-------- Raw records

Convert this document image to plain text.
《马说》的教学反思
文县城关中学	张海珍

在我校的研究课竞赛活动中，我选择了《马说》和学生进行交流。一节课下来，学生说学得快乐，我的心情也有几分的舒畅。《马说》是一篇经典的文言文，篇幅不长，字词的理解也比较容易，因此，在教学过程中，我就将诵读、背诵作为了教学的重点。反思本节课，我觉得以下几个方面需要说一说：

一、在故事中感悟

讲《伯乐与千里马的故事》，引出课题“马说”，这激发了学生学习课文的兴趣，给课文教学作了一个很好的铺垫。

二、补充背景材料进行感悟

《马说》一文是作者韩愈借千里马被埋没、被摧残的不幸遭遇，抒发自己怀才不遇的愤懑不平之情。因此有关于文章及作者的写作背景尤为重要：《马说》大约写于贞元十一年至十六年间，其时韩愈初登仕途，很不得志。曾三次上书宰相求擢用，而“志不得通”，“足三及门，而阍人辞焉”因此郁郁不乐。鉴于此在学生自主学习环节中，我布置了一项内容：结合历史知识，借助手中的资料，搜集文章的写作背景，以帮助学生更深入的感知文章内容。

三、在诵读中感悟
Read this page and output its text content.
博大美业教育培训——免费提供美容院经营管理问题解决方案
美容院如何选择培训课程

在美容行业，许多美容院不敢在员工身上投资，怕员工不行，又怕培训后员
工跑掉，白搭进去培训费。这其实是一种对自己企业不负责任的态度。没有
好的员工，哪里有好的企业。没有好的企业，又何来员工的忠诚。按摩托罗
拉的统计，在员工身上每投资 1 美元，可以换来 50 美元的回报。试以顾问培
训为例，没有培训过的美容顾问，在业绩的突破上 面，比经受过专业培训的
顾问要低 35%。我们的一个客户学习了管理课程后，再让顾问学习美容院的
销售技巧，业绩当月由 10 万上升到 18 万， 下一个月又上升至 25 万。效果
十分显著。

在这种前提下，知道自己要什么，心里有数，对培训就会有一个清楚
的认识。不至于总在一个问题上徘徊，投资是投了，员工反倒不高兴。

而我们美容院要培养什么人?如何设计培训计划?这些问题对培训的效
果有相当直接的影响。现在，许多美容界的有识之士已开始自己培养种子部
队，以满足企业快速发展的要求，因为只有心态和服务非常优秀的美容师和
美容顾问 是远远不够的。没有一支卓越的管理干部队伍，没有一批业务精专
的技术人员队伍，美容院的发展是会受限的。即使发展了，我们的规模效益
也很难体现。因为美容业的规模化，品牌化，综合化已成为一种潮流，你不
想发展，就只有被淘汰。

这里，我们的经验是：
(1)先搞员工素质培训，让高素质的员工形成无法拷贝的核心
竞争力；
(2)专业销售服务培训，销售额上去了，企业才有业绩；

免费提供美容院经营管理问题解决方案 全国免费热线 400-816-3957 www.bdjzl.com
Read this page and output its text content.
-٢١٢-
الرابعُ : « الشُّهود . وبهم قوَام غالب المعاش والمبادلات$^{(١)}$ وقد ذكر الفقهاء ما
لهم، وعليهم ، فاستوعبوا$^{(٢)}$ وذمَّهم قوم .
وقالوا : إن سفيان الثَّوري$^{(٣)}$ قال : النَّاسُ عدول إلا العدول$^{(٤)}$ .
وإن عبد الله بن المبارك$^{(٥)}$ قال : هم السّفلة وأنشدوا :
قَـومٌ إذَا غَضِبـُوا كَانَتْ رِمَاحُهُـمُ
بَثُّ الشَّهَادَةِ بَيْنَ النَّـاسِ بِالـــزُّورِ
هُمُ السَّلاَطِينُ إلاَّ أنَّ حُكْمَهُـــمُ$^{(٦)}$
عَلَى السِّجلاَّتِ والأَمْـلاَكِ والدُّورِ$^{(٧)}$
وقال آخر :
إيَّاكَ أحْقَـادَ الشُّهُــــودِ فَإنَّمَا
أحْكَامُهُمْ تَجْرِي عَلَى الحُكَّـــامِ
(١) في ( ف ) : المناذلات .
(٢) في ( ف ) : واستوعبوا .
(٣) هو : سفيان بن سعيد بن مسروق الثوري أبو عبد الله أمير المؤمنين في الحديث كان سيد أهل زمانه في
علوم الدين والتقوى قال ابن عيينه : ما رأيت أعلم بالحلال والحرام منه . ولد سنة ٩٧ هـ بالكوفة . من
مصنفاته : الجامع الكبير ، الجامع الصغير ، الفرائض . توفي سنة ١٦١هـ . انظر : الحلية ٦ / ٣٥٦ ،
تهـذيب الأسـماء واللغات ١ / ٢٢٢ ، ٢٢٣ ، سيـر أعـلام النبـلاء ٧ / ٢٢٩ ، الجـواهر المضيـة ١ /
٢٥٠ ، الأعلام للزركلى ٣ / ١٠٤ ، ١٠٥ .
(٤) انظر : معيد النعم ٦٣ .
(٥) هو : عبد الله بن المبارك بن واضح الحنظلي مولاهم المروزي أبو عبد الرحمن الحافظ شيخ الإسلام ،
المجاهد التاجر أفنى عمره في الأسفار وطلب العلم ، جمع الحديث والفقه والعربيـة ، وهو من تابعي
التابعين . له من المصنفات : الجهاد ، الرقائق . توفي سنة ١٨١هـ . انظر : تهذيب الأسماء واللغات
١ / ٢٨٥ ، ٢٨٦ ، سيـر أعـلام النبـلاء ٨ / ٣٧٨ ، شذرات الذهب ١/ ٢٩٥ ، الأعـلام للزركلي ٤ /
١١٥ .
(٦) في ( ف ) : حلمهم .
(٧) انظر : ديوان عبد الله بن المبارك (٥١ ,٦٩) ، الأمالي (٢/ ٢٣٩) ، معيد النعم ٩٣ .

----------------

### Objective
All of the entries above must be quoted exactly.

### Answer to this problem
Convert this document image to plain text.
《马说》的教学反思
文县城关中学	张海珍

在我校的研究课竞赛活动中，我选择了《马说》和学生进行交流。一节课下来，学生说学得快乐，我的心情也有几分的舒畅。《马说》是一篇经典的文言文，篇幅不长，字词的理解也比较容易，因此，在教学过程中，我就将诵读、背诵作为了教学的重点。反思本节课，我觉得以下几个方面需要说一说：

一、在故事中感悟

讲《伯乐与千里马的故事》，引出课题“马说”，这激发了学生学习课文的兴趣，给课文教学作了一个很好的铺垫。

二、补充背景材料进行感悟

《马说》一文是作者韩愈借千里马被埋没、被摧残的不幸遭遇，抒发自己怀才不遇的愤懑不平之情。因此有关于文章及作者的写作背景尤为重要：《马说》大约写于贞元十一年至十六年间，其时韩愈初登仕途，很不得志。曾三次上书宰相求擢用，而“志不得通”，“足三及门，而阍人辞焉”因此郁郁不乐。鉴于此在学生自主学习环节中，我布置了一项内容：结合历史知识，借助手中的资料，搜集文章的写作背景，以帮助学生更深入的感知文章内容。

三、在诵读中感悟
Read this page and output its text content.
博大美业教育培训——免费提供美容院经营管理问题解决方案
美容院如何选择培训课程

在美容行业，许多美容院不敢在员工身上投资，怕员工不行，又怕培训后员
工跑掉，白搭进去培训费。这其实是一种对自己企业不负责任的态度。没有
好的员工，哪里有好的企业。没有好的企业，又何来员工的忠诚。按摩托罗
拉的统计，在员工身上每投资 1 美元，可以换来 50 美元的回报。试以顾问培
训为例，没有培训过的美容顾问，在业绩的突破上 面，比经受过专业培训的
顾问要低 35%。我们的一个客户学习了管理课程后，再让顾问学习美容院的
销售技巧，业绩当月由 10 万上升到 18 万， 下一个月又上升至 25 万。效果
十分显著。

在这种前提下，知道自己要什么，心里有数，对培训就会有一个清楚
的认识。不至于总在一个问题上徘徊，投资是投了，员工反倒不高兴。

而我们美容院要培养什么人?如何设计培训计划?这些问题对培训的效
果有相当直接的影响。现在，许多美容界的有识之士已开始自己培养种子部
队，以满足企业快速发展的要求，因为只有心态和服务非常优秀的美容师和
美容顾问 是远远不够的。没有一支卓越的管理干部队伍，没有一批业务精专
的技术人员队伍，美容院的发展是会受限的。即使发展了，我们的规模效益
也很难体现。因为美容业的规模化，品牌化，综合化已成为一种潮流，你不
想发展，就只有被淘汰。

这里，我们的经验是：
(1)先搞员工素质培训，让高素质的员工形成无法拷贝的核心
竞争力；
(2)专业销售服务培训，销售额上去了，企业才有业绩；

免费提供美容院经营管理问题解决方案 全国免费热线 400-816-3957 www.bdjzl.com
Read this page and output its text content.
-٢١٢-
الرابعُ : « الشُّهود . وبهم قوَام غالب المعاش والمبادلات$^{(١)}$ وقد ذكر الفقهاء ما
لهم، وعليهم ، فاستوعبوا$^{(٢)}$ وذمَّهم قوم .
وقالوا : إن سفيان الثَّوري$^{(٣)}$ قال : النَّاسُ عدول إلا العدول$^{(٤)}$ .
وإن عبد الله بن المبارك$^{(٥)}$ قال : هم السّفلة وأنشدوا :
قَـومٌ إذَا غَضِبـُوا كَانَتْ رِمَاحُهُـمُ
بَثُّ الشَّهَادَةِ بَيْنَ النَّـاسِ بِالـــزُّورِ
هُمُ السَّلاَطِينُ إلاَّ أنَّ حُكْمَهُـــمُ$^{(٦)}$
عَلَى السِّجلاَّتِ والأَمْـلاَكِ والدُّورِ$^{(٧)}$
وقال آخر :
إيَّاكَ أحْقَـادَ الشُّهُــــودِ فَإنَّمَا
أحْكَامُهُمْ تَجْرِي عَلَى الحُكَّـــامِ
(١) في ( ف ) : المناذلات .
(٢) في ( ف ) : واستوعبوا .
(٣) هو : سفيان بن سعيد بن مسروق الثوري أبو عبد الله أمير المؤمنين في الحديث كان سيد أهل زمانه في
علوم الدين والتقوى قال ابن عيينه : ما رأيت أعلم بالحلال والحرام منه . ولد سنة ٩٧ هـ بالكوفة . من
مصنفاته : الجامع الكبير ، الجامع الصغير ، الفرائض . توفي سنة ١٦١هـ . انظر : الحلية ٦ / ٣٥٦ ،
تهـذيب الأسـماء واللغات ١ / ٢٢٢ ، ٢٢٣ ، سيـر أعـلام النبـلاء ٧ / ٢٢٩ ، الجـواهر المضيـة ١ /
٢٥٠ ، الأعلام للزركلى ٣ / ١٠٤ ، ١٠٥ .
(٤) انظر : معيد النعم ٦٣ .
(٥) هو : عبد الله بن المبارك بن واضح الحنظلي مولاهم المروزي أبو عبد الرحمن الحافظ شيخ الإسلام ،
المجاهد التاجر أفنى عمره في الأسفار وطلب العلم ، جمع الحديث والفقه والعربيـة ، وهو من تابعي
التابعين . له من المصنفات : الجهاد ، الرقائق . توفي سنة ١٨١هـ . انظر : تهذيب الأسماء واللغات
١ / ٢٨٥ ، ٢٨٦ ، سيـر أعـلام النبـلاء ٨ / ٣٧٨ ، شذرات الذهب ١/ ٢٩٥ ، الأعـلام للزركلي ٤ /
١١٥ .
(٦) في ( ف ) : حلمهم .
(٧) انظر : ديوان عبد الله بن المبارك (٥١ ,٦٩) ، الأمالي (٢/ ٢٣٩) ، معيد النعم ٩٣ .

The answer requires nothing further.